## Given exercise
Quote all of the entries word for word.

## Records shown
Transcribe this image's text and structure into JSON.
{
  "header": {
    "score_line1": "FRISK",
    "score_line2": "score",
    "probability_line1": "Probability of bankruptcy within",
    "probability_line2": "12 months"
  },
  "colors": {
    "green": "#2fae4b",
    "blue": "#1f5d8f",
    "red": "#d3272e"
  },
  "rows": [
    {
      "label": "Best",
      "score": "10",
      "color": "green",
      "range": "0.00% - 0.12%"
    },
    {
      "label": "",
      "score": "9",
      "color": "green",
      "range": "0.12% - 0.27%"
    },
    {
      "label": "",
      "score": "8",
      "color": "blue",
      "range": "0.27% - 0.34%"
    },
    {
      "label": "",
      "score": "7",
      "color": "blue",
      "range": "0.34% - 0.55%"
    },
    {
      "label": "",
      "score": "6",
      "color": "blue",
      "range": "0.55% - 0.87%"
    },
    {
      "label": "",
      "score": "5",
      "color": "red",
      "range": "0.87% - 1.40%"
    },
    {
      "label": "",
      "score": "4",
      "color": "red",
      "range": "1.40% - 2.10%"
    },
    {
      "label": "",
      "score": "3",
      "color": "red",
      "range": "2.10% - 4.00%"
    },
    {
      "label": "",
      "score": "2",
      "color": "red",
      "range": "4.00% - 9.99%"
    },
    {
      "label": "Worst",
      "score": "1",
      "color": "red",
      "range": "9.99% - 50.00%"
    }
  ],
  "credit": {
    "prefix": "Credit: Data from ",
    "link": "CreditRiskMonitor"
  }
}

## Task answer
Transcribe this image's text and structure into JSON.
{
  "header": {
    "score_line1": "FRISK",
    "score_line2": "score",
    "probability_line1": "Probability of bankruptcy within",
    "probability_line2": "12 months"
  },
  "colors": {
    "green": "#2fae4b",
    "blue": "#1f5d8f",
    "red": "#d3272e"
  },
  "rows": [
    {
      "label": "Best",
      "score": "10",
      "color": "green",
      "range": "0.00% - 0.12%"
    },
    {
      "label": "",
      "score": "9",
      "color": "green",
      "range": "0.12% - 0.27%"
    },
    {
      "label": "",
      "score": "8",
      "color": "blue",
      "range": "0.27% - 0.34%"
    },
    {
      "label": "",
      "score": "7",
      "color": "blue",
      "range": "0.34% - 0.55%"
    },
    {
      "label": "",
      "score": "6",
      "color": "blue",
      "range": "0.55% - 0.87%"
    },
    {
      "label": "",
      "score": "5",
      "color": "red",
      "range": "0.87% - 1.40%"
    },
    {
      "label": "",
      "score": "4",
      "color": "red",
      "range": "1.40% - 2.10%"
    },
    {
      "label": "",
      "score": "3",
      "color": "red",
      "range": "2.10% - 4.00%"
    },
    {
      "label": "",
      "score": "2",
      "color": "red",
      "range": "4.00% - 9.99%"
    },
    {
      "label": "Worst",
      "score": "1",
      "color": "red",
      "range": "9.99% - 50.00%"
    }
  ],
  "credit": {
    "prefix": "Credit: Data from ",
    "link": "CreditRiskMonitor"
  }
}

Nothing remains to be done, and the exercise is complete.